**WHAT THE TASK REQUIRES**
Produce the listing below again, exactly as shown.

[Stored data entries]
....................
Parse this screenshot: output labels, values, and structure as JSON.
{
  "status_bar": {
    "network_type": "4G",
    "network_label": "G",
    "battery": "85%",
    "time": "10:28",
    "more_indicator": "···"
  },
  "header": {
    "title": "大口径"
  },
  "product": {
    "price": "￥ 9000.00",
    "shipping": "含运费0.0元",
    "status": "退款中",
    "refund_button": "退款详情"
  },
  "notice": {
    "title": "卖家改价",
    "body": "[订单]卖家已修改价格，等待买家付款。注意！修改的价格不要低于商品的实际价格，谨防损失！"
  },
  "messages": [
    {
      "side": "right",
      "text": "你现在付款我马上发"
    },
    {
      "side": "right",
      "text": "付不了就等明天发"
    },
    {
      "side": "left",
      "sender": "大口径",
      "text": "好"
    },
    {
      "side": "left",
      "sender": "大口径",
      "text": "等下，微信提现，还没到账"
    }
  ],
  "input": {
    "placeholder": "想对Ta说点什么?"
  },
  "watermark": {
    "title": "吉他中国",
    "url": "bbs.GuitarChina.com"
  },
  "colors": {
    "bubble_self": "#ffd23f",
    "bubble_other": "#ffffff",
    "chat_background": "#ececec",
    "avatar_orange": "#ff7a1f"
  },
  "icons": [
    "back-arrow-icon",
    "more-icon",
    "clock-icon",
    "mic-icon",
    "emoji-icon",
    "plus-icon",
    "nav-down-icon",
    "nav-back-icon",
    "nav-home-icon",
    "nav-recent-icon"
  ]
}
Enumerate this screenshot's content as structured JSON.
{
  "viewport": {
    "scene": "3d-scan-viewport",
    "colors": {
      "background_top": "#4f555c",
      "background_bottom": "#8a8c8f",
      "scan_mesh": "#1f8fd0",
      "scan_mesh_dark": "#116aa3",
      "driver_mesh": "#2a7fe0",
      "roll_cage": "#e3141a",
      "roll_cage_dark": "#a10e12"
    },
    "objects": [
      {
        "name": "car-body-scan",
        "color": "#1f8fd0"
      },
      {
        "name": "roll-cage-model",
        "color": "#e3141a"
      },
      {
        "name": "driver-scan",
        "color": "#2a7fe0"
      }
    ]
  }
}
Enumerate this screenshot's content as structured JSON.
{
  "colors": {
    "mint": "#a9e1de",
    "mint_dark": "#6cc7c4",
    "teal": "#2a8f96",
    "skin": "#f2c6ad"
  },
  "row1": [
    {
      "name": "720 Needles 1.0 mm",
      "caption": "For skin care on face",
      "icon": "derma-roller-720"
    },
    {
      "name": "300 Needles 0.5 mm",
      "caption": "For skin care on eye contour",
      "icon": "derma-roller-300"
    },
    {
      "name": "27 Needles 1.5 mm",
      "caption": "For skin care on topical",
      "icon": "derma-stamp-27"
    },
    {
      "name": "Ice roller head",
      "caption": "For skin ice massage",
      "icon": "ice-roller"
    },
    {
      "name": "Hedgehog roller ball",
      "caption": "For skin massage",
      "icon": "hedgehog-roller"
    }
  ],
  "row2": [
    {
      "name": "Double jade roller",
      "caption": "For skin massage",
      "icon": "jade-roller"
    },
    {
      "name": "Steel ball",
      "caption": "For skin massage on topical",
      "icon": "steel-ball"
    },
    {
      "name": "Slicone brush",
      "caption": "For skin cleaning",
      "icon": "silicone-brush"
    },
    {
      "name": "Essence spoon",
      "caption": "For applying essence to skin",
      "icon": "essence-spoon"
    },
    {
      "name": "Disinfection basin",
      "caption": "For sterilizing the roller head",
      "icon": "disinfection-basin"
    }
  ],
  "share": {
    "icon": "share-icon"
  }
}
....................
**REPLY**
Parse this screenshot: output labels, values, and structure as JSON.
{
  "status_bar": {
    "network_type": "4G",
    "network_label": "G",
    "battery": "85%",
    "time": "10:28",
    "more_indicator": "···"
  },
  "header": {
    "title": "大口径"
  },
  "product": {
    "price": "￥ 9000.00",
    "shipping": "含运费0.0元",
    "status": "退款中",
    "refund_button": "退款详情"
  },
  "notice": {
    "title": "卖家改价",
    "body": "[订单]卖家已修改价格，等待买家付款。注意！修改的价格不要低于商品的实际价格，谨防损失！"
  },
  "messages": [
    {
      "side": "right",
      "text": "你现在付款我马上发"
    },
    {
      "side": "right",
      "text": "付不了就等明天发"
    },
    {
      "side": "left",
      "sender": "大口径",
      "text": "好"
    },
    {
      "side": "left",
      "sender": "大口径",
      "text": "等下，微信提现，还没到账"
    }
  ],
  "input": {
    "placeholder": "想对Ta说点什么?"
  },
  "watermark": {
    "title": "吉他中国",
    "url": "bbs.GuitarChina.com"
  },
  "colors": {
    "bubble_self": "#ffd23f",
    "bubble_other": "#ffffff",
    "chat_background": "#ececec",
    "avatar_orange": "#ff7a1f"
  },
  "icons": [
    "back-arrow-icon",
    "more-icon",
    "clock-icon",
    "mic-icon",
    "emoji-icon",
    "plus-icon",
    "nav-down-icon",
    "nav-back-icon",
    "nav-home-icon",
    "nav-recent-icon"
  ]
}
Enumerate this screenshot's content as structured JSON.
{
  "viewport": {
    "scene": "3d-scan-viewport",
    "colors": {
      "background_top": "#4f555c",
      "background_bottom": "#8a8c8f",
      "scan_mesh": "#1f8fd0",
      "scan_mesh_dark": "#116aa3",
      "driver_mesh": "#2a7fe0",
      "roll_cage": "#e3141a",
      "roll_cage_dark": "#a10e12"
    },
    "objects": [
      {
        "name": "car-body-scan",
        "color": "#1f8fd0"
      },
      {
        "name": "roll-cage-model",
        "color": "#e3141a"
      },
      {
        "name": "driver-scan",
        "color": "#2a7fe0"
      }
    ]
  }
}
Enumerate this screenshot's content as structured JSON.
{
  "colors": {
    "mint": "#a9e1de",
    "mint_dark": "#6cc7c4",
    "teal": "#2a8f96",
    "skin": "#f2c6ad"
  },
  "row1": [
    {
      "name": "720 Needles 1.0 mm",
      "caption": "For skin care on face",
      "icon": "derma-roller-720"
    },
    {
      "name": "300 Needles 0.5 mm",
      "caption": "For skin care on eye contour",
      "icon": "derma-roller-300"
    },
    {
      "name": "27 Needles 1.5 mm",
      "caption": "For skin care on topical",
      "icon": "derma-stamp-27"
    },
    {
      "name": "Ice roller head",
      "caption": "For skin ice massage",
      "icon": "ice-roller"
    },
    {
      "name": "Hedgehog roller ball",
      "caption": "For skin massage",
      "icon": "hedgehog-roller"
    }
  ],
  "row2": [
    {
      "name": "Double jade roller",
      "caption": "For skin massage",
      "icon": "jade-roller"
    },
    {
      "name": "Steel ball",
      "caption": "For skin massage on topical",
      "icon": "steel-ball"
    },
    {
      "name": "Slicone brush",
      "caption": "For skin cleaning",
      "icon": "silicone-brush"
    },
    {
      "name": "Essence spoon",
      "caption": "For applying essence to skin",
      "icon": "essence-spoon"
    },
    {
      "name": "Disinfection basin",
      "caption": "For sterilizing the roller head",
      "icon": "disinfection-basin"
    }
  ],
  "share": {
    "icon": "share-icon"
  }
}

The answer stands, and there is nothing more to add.